▸ Exercise details
Write out each entry, exactly the way it appears.

▸ Dataset records
********
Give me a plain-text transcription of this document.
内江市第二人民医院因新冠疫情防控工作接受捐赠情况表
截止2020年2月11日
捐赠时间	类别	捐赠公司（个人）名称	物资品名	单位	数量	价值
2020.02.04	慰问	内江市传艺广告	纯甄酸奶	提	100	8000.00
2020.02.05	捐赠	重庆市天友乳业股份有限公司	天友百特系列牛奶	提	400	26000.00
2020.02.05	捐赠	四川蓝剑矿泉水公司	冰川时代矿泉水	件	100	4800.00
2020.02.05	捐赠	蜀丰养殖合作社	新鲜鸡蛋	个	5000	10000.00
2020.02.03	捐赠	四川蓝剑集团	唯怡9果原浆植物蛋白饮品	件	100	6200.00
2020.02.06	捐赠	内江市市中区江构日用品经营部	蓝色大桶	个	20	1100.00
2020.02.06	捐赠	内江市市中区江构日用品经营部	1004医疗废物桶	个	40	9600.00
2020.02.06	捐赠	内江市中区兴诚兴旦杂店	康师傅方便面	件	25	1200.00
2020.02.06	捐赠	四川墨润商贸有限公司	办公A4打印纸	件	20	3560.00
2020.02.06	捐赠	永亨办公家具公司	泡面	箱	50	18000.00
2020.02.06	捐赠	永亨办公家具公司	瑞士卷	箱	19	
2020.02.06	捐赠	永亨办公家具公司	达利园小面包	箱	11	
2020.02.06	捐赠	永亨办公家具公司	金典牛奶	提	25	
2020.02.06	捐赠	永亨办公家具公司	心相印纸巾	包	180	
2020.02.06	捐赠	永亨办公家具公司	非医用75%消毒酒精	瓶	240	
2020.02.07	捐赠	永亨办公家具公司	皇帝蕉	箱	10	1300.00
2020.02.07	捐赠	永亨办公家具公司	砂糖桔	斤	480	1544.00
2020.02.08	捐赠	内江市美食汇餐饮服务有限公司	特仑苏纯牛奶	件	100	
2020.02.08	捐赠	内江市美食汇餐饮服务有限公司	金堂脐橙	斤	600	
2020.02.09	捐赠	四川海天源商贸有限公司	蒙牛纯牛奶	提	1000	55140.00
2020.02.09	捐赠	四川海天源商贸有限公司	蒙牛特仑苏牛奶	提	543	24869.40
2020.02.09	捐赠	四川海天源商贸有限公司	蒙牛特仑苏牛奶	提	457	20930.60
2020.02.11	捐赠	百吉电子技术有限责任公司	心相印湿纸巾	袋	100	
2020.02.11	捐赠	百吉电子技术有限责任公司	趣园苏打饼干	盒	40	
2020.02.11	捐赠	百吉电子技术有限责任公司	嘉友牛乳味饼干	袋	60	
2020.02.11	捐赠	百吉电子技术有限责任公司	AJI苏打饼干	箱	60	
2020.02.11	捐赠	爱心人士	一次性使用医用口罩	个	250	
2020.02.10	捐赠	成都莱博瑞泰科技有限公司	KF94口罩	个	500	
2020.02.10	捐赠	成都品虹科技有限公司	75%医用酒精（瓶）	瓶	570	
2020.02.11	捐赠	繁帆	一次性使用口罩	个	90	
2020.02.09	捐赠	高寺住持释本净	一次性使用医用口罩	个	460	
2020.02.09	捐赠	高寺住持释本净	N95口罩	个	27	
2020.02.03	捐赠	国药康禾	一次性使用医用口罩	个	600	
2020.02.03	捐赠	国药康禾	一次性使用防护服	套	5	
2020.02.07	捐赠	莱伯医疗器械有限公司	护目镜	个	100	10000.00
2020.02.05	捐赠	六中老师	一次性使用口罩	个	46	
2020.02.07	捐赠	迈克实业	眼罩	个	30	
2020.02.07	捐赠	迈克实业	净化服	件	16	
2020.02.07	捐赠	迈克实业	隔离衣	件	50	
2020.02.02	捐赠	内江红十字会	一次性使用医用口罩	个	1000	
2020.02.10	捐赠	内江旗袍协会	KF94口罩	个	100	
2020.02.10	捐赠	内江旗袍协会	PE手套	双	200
********
▸ Result of the exercise
Give me a plain-text transcription of this document.
内江市第二人民医院因新冠疫情防控工作接受捐赠情况表
截止2020年2月11日
捐赠时间	类别	捐赠公司（个人）名称	物资品名	单位	数量	价值
2020.02.04	慰问	内江市传艺广告	纯甄酸奶	提	100	8000.00
2020.02.05	捐赠	重庆市天友乳业股份有限公司	天友百特系列牛奶	提	400	26000.00
2020.02.05	捐赠	四川蓝剑矿泉水公司	冰川时代矿泉水	件	100	4800.00
2020.02.05	捐赠	蜀丰养殖合作社	新鲜鸡蛋	个	5000	10000.00
2020.02.03	捐赠	四川蓝剑集团	唯怡9果原浆植物蛋白饮品	件	100	6200.00
2020.02.06	捐赠	内江市市中区江构日用品经营部	蓝色大桶	个	20	1100.00
2020.02.06	捐赠	内江市市中区江构日用品经营部	1004医疗废物桶	个	40	9600.00
2020.02.06	捐赠	内江市中区兴诚兴旦杂店	康师傅方便面	件	25	1200.00
2020.02.06	捐赠	四川墨润商贸有限公司	办公A4打印纸	件	20	3560.00
2020.02.06	捐赠	永亨办公家具公司	泡面	箱	50	18000.00
2020.02.06	捐赠	永亨办公家具公司	瑞士卷	箱	19	
2020.02.06	捐赠	永亨办公家具公司	达利园小面包	箱	11	
2020.02.06	捐赠	永亨办公家具公司	金典牛奶	提	25	
2020.02.06	捐赠	永亨办公家具公司	心相印纸巾	包	180	
2020.02.06	捐赠	永亨办公家具公司	非医用75%消毒酒精	瓶	240	
2020.02.07	捐赠	永亨办公家具公司	皇帝蕉	箱	10	1300.00
2020.02.07	捐赠	永亨办公家具公司	砂糖桔	斤	480	1544.00
2020.02.08	捐赠	内江市美食汇餐饮服务有限公司	特仑苏纯牛奶	件	100	
2020.02.08	捐赠	内江市美食汇餐饮服务有限公司	金堂脐橙	斤	600	
2020.02.09	捐赠	四川海天源商贸有限公司	蒙牛纯牛奶	提	1000	55140.00
2020.02.09	捐赠	四川海天源商贸有限公司	蒙牛特仑苏牛奶	提	543	24869.40
2020.02.09	捐赠	四川海天源商贸有限公司	蒙牛特仑苏牛奶	提	457	20930.60
2020.02.11	捐赠	百吉电子技术有限责任公司	心相印湿纸巾	袋	100	
2020.02.11	捐赠	百吉电子技术有限责任公司	趣园苏打饼干	盒	40	
2020.02.11	捐赠	百吉电子技术有限责任公司	嘉友牛乳味饼干	袋	60	
2020.02.11	捐赠	百吉电子技术有限责任公司	AJI苏打饼干	箱	60	
2020.02.11	捐赠	爱心人士	一次性使用医用口罩	个	250	
2020.02.10	捐赠	成都莱博瑞泰科技有限公司	KF94口罩	个	500	
2020.02.10	捐赠	成都品虹科技有限公司	75%医用酒精（瓶）	瓶	570	
2020.02.11	捐赠	繁帆	一次性使用口罩	个	90	
2020.02.09	捐赠	高寺住持释本净	一次性使用医用口罩	个	460	
2020.02.09	捐赠	高寺住持释本净	N95口罩	个	27	
2020.02.03	捐赠	国药康禾	一次性使用医用口罩	个	600	
2020.02.03	捐赠	国药康禾	一次性使用防护服	套	5	
2020.02.07	捐赠	莱伯医疗器械有限公司	护目镜	个	100	10000.00
2020.02.05	捐赠	六中老师	一次性使用口罩	个	46	
2020.02.07	捐赠	迈克实业	眼罩	个	30	
2020.02.07	捐赠	迈克实业	净化服	件	16	
2020.02.07	捐赠	迈克实业	隔离衣	件	50	
2020.02.02	捐赠	内江红十字会	一次性使用医用口罩	个	1000	
2020.02.10	捐赠	内江旗袍协会	KF94口罩	个	100	
2020.02.10	捐赠	内江旗袍协会	PE手套	双	200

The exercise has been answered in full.